Material for the task:
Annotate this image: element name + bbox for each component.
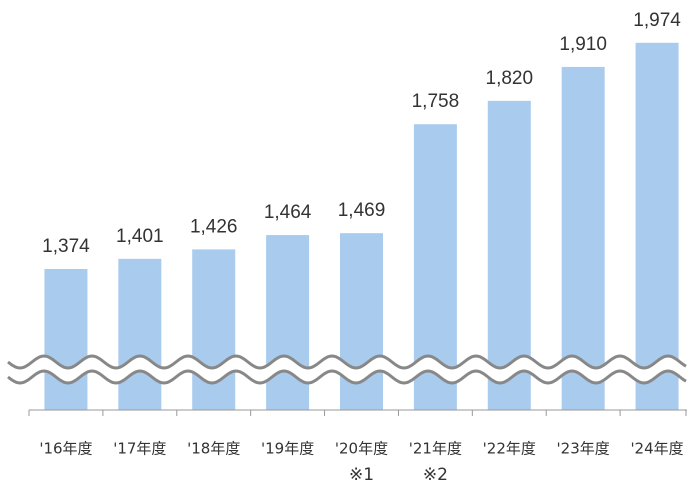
x-tick-label: '24年度 [630,440,683,458]
value-label: 1,469 [338,200,386,221]
x-tick-label: '16年度 [39,440,92,458]
bar [118,258,162,410]
x-tick-label: '17年度 [113,440,166,458]
value-label: 1,910 [559,34,607,55]
value-label: 1,401 [116,226,164,247]
axis-break-fill [8,356,686,383]
value-label: 1,426 [190,216,238,237]
x-tick-label: '22年度 [483,440,536,458]
x-tick-label: '20年度 [335,440,388,458]
x-tick-label: '23年度 [557,440,610,458]
bar [44,269,88,410]
x-tick-label: '21年度 [409,440,462,458]
value-label: 1,464 [264,202,312,223]
value-label: 1,374 [42,236,90,257]
x-tick-label: '18年度 [187,440,240,458]
bar [266,235,310,410]
footnote: ※1 [349,465,374,485]
bar [192,249,236,410]
value-label: 1,758 [412,91,460,112]
axis-break-line [7,354,687,370]
value-label: 1,974 [633,10,681,31]
x-tick-label: '19年度 [261,440,314,458]
axis-break-line [7,369,687,385]
footnote: ※2 [423,465,448,485]
value-label: 1,820 [486,68,534,89]
bar [340,233,383,410]
bar [561,66,605,411]
bar [635,42,679,410]
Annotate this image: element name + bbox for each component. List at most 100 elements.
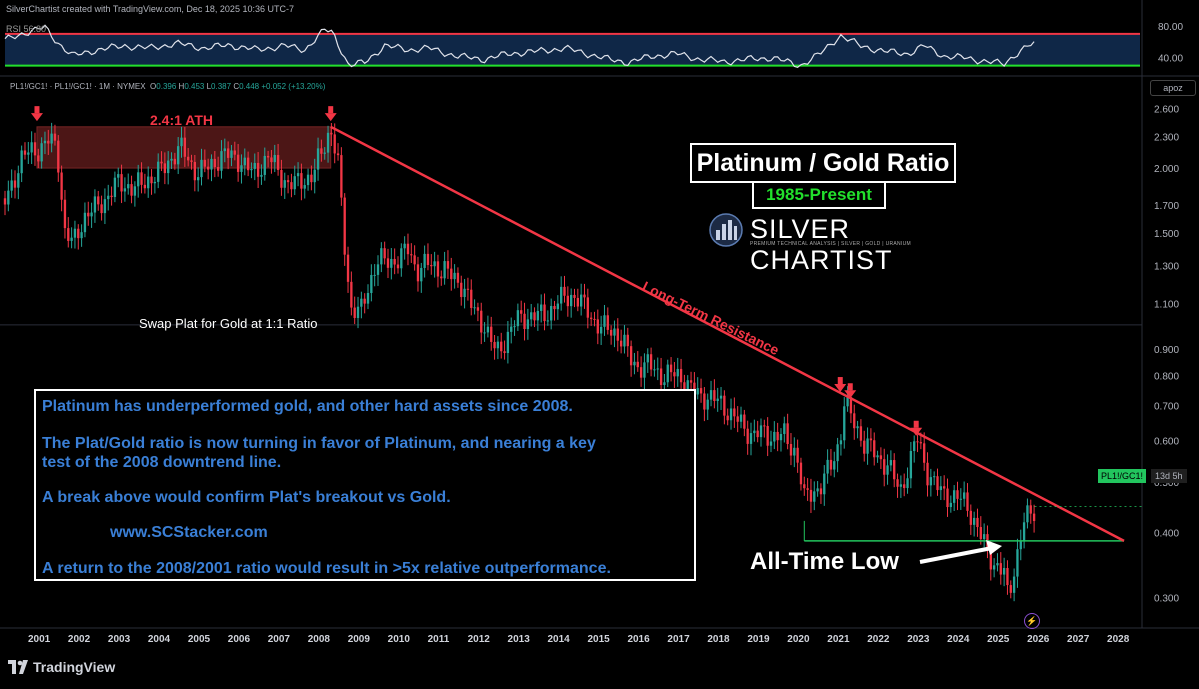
info-line-2: The Plat/Gold ratio is now turning in fa… <box>42 435 596 452</box>
rsi-tick-label: 80.00 <box>1158 22 1183 33</box>
candle-body <box>177 146 180 165</box>
candle-body <box>809 489 813 502</box>
ohlc-close: 0.448 <box>239 82 260 91</box>
candle-body <box>813 491 816 502</box>
candle-body <box>749 433 753 444</box>
time-tick-label: 2013 <box>508 634 531 645</box>
candle-body <box>653 369 656 371</box>
candle-body <box>266 155 270 158</box>
candle-body <box>586 297 589 318</box>
price-tick-label: 2.300 <box>1154 132 1179 143</box>
time-tick-label: 2006 <box>228 634 251 645</box>
candle-body <box>216 167 220 171</box>
candle-body <box>363 298 366 304</box>
info-line-url[interactable]: www.SCStacker.com <box>110 524 268 541</box>
candle-body <box>756 430 759 438</box>
candle-body <box>493 341 496 349</box>
price-tick-label: 2.000 <box>1154 164 1179 175</box>
symbol-line: PL1!/GC1! · PL1!/GC1! · 1M · NYMEX <box>10 82 146 91</box>
time-tick-label: 2007 <box>268 634 291 645</box>
candle-body <box>440 276 443 279</box>
time-tick-label: 2003 <box>108 634 131 645</box>
candle-body <box>596 319 599 334</box>
time-tick-label: 2020 <box>787 634 810 645</box>
candle-body <box>140 172 143 185</box>
ohlc-l-label: L <box>206 82 212 91</box>
candle-body <box>77 228 80 239</box>
candle-body <box>150 176 153 184</box>
ohlc-h-label: H <box>178 82 185 91</box>
candle-body <box>193 161 196 181</box>
candle-body <box>743 414 746 429</box>
time-tick-label: 2012 <box>468 634 491 645</box>
candle-body <box>123 188 127 192</box>
candle-body <box>380 248 383 265</box>
candle-body <box>253 162 256 169</box>
ohlc-c-label: C <box>233 82 240 91</box>
lightning-icon[interactable]: ⚡ <box>1024 613 1040 629</box>
candle-body <box>713 390 716 402</box>
candle-body <box>187 156 190 161</box>
candle-body <box>37 155 40 162</box>
candle-body <box>283 180 286 188</box>
candle-body <box>526 319 530 330</box>
candle-body <box>236 154 240 172</box>
candle-body <box>373 274 376 276</box>
candle-body <box>386 258 390 268</box>
price-tick-label: 2.600 <box>1154 105 1179 116</box>
candle-body <box>313 169 316 183</box>
candle-body <box>83 212 87 233</box>
candle-body <box>516 310 520 327</box>
candle-body <box>500 341 503 352</box>
time-tick-label: 2021 <box>827 634 850 645</box>
candle-body <box>436 261 440 277</box>
candle-body <box>273 154 276 163</box>
candle-body <box>929 477 933 486</box>
price-tick-label: 0.700 <box>1154 402 1179 413</box>
candle-body <box>1029 505 1032 514</box>
candle-body <box>736 416 739 422</box>
candle-body <box>933 476 936 478</box>
candle-body <box>719 395 723 399</box>
candle-body <box>536 310 540 321</box>
candle-body <box>633 361 636 366</box>
candle-body <box>879 455 883 460</box>
time-tick-label: 2023 <box>907 634 930 645</box>
candle-body <box>819 488 823 495</box>
price-tag-countdown: 13d 5h <box>1151 469 1187 483</box>
price-tag-symbol: PL1!/GC1! <box>1098 469 1147 483</box>
candle-body <box>143 184 147 189</box>
price-tick-label: 1.100 <box>1154 299 1179 310</box>
time-tick-label: 2025 <box>987 634 1010 645</box>
candle-body <box>183 137 187 157</box>
candle-body <box>396 264 400 269</box>
candle-body <box>350 281 353 308</box>
candle-body <box>336 153 340 156</box>
tradingview-logo[interactable]: TradingView <box>8 659 115 675</box>
candle-body <box>893 460 896 480</box>
tradingview-brand: TradingView <box>33 659 116 675</box>
ohlc-open: 0.396 <box>156 82 177 91</box>
candle-body <box>23 150 27 155</box>
candle-body <box>30 142 33 153</box>
candle-body <box>486 326 490 333</box>
candle-body <box>293 176 296 190</box>
candle-body <box>167 160 170 174</box>
candle-body <box>856 426 859 429</box>
candle-body <box>413 255 416 265</box>
candle-body <box>589 317 593 319</box>
chart-credit: SilverChartist created with TradingView.… <box>6 4 294 14</box>
candle-body <box>992 565 996 570</box>
candle-body <box>173 158 177 165</box>
ohlc-change: +0.052 (+13.20%) <box>261 82 326 91</box>
candle-body <box>433 261 436 267</box>
scale-button[interactable]: apoz <box>1150 80 1196 96</box>
ohlc-o-label: O <box>150 82 157 91</box>
logo-icon <box>709 213 743 247</box>
candle-body <box>903 484 906 489</box>
candle-body <box>260 174 263 177</box>
candle-body <box>233 150 236 155</box>
candle-body <box>769 441 773 446</box>
candle-body <box>913 441 916 451</box>
candle-body <box>356 306 360 318</box>
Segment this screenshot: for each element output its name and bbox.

Required work:
Can you reproduce every one of the rows above verbatim, leaving the pictures out?

Response below:
Annotate this image: element name + bbox for each component.
x-tick-label: '24年度 [630,440,683,458]
value-label: 1,469 [338,200,386,221]
x-tick-label: '16年度 [39,440,92,458]
bar [118,258,162,410]
x-tick-label: '17年度 [113,440,166,458]
value-label: 1,910 [559,34,607,55]
value-label: 1,401 [116,226,164,247]
axis-break-fill [8,356,686,383]
value-label: 1,426 [190,216,238,237]
x-tick-label: '22年度 [483,440,536,458]
x-tick-label: '20年度 [335,440,388,458]
x-tick-label: '23年度 [557,440,610,458]
bar [44,269,88,410]
x-tick-label: '21年度 [409,440,462,458]
value-label: 1,464 [264,202,312,223]
value-label: 1,374 [42,236,90,257]
x-tick-label: '18年度 [187,440,240,458]
bar [266,235,310,410]
footnote: ※1 [349,465,374,485]
bar [192,249,236,410]
value-label: 1,758 [412,91,460,112]
axis-break-line [7,354,687,370]
value-label: 1,974 [633,10,681,31]
x-tick-label: '19年度 [261,440,314,458]
axis-break-line [7,369,687,385]
footnote: ※2 [423,465,448,485]
value-label: 1,820 [486,68,534,89]
bar [340,233,383,410]
bar [561,66,605,411]
bar [635,42,679,410]
Annotate this image: element name + bbox for each component. List at most 100 elements.
info-line-2: The Plat/Gold ratio is now turning in fa… <box>42 435 596 452</box>
rsi-tick-label: 80.00 <box>1158 22 1183 33</box>
candle-body <box>177 146 180 165</box>
candle-body <box>809 489 813 502</box>
ohlc-close: 0.448 <box>239 82 260 91</box>
candle-body <box>813 491 816 502</box>
candle-body <box>749 433 753 444</box>
time-tick-label: 2013 <box>508 634 531 645</box>
candle-body <box>653 369 656 371</box>
candle-body <box>266 155 270 158</box>
candle-body <box>586 297 589 318</box>
price-tick-label: 2.300 <box>1154 132 1179 143</box>
time-tick-label: 2006 <box>228 634 251 645</box>
candle-body <box>216 167 220 171</box>
candle-body <box>363 298 366 304</box>
info-line-url[interactable]: www.SCStacker.com <box>110 524 268 541</box>
candle-body <box>756 430 759 438</box>
candle-body <box>493 341 496 349</box>
price-tick-label: 2.000 <box>1154 164 1179 175</box>
symbol-line: PL1!/GC1! · PL1!/GC1! · 1M · NYMEX <box>10 82 146 91</box>
time-tick-label: 2007 <box>268 634 291 645</box>
candle-body <box>440 276 443 279</box>
time-tick-label: 2003 <box>108 634 131 645</box>
candle-body <box>596 319 599 334</box>
time-tick-label: 2020 <box>787 634 810 645</box>
candle-body <box>140 172 143 185</box>
ohlc-l-label: L <box>206 82 212 91</box>
candle-body <box>77 228 80 239</box>
candle-body <box>150 176 153 184</box>
ohlc-h-label: H <box>178 82 185 91</box>
candle-body <box>193 161 196 181</box>
candle-body <box>743 414 746 429</box>
time-tick-label: 2012 <box>468 634 491 645</box>
candle-body <box>123 188 127 192</box>
candle-body <box>380 248 383 265</box>
candle-body <box>253 162 256 169</box>
ohlc-c-label: C <box>233 82 240 91</box>
lightning-icon[interactable]: ⚡ <box>1024 613 1040 629</box>
candle-body <box>713 390 716 402</box>
candle-body <box>187 156 190 161</box>
candle-body <box>37 155 40 162</box>
candle-body <box>283 180 286 188</box>
candle-body <box>526 319 530 330</box>
candle-body <box>236 154 240 172</box>
candle-body <box>373 274 376 276</box>
candle-body <box>386 258 390 268</box>
price-tick-label: 2.600 <box>1154 105 1179 116</box>
candle-body <box>313 169 316 183</box>
candle-body <box>83 212 87 233</box>
candle-body <box>516 310 520 327</box>
candle-body <box>500 341 503 352</box>
time-tick-label: 2021 <box>827 634 850 645</box>
candle-body <box>436 261 440 277</box>
candle-body <box>273 154 276 163</box>
candle-body <box>929 477 933 486</box>
price-tick-label: 0.700 <box>1154 402 1179 413</box>
candle-body <box>1029 505 1032 514</box>
candle-body <box>736 416 739 422</box>
candle-body <box>933 476 936 478</box>
candle-body <box>719 395 723 399</box>
candle-body <box>536 310 540 321</box>
candle-body <box>633 361 636 366</box>
candle-body <box>879 455 883 460</box>
time-tick-label: 2023 <box>907 634 930 645</box>
candle-body <box>819 488 823 495</box>
price-tag-countdown: 13d 5h <box>1151 469 1187 483</box>
price-tag-symbol: PL1!/GC1! <box>1098 469 1147 483</box>
candle-body <box>143 184 147 189</box>
price-tick-label: 1.100 <box>1154 299 1179 310</box>
time-tick-label: 2025 <box>987 634 1010 645</box>
candle-body <box>183 137 187 157</box>
candle-body <box>396 264 400 269</box>
candle-body <box>350 281 353 308</box>
candle-body <box>336 153 340 156</box>
tradingview-logo[interactable]: TradingView <box>8 659 115 675</box>
candle-body <box>893 460 896 480</box>
tradingview-brand: TradingView <box>33 659 116 675</box>
ohlc-open: 0.396 <box>156 82 177 91</box>
candle-body <box>23 150 27 155</box>
candle-body <box>30 142 33 153</box>
candle-body <box>486 326 490 333</box>
candle-body <box>293 176 296 190</box>
candle-body <box>167 160 170 174</box>
candle-body <box>856 426 859 429</box>
candle-body <box>413 255 416 265</box>
candle-body <box>589 317 593 319</box>
chart-credit: SilverChartist created with TradingView.… <box>6 4 294 14</box>
candle-body <box>992 565 996 570</box>
candle-body <box>173 158 177 165</box>
ohlc-change: +0.052 (+13.20%) <box>261 82 326 91</box>
candle-body <box>433 261 436 267</box>
scale-button[interactable]: apoz <box>1150 80 1196 96</box>
ohlc-o-label: O <box>150 82 157 91</box>
logo-icon <box>709 213 743 247</box>
candle-body <box>903 484 906 489</box>
candle-body <box>260 174 263 177</box>
candle-body <box>233 150 236 155</box>
candle-body <box>769 441 773 446</box>
candle-body <box>913 441 916 451</box>
candle-body <box>356 306 360 318</box>
Segment this screenshot: for each element output its name and bbox.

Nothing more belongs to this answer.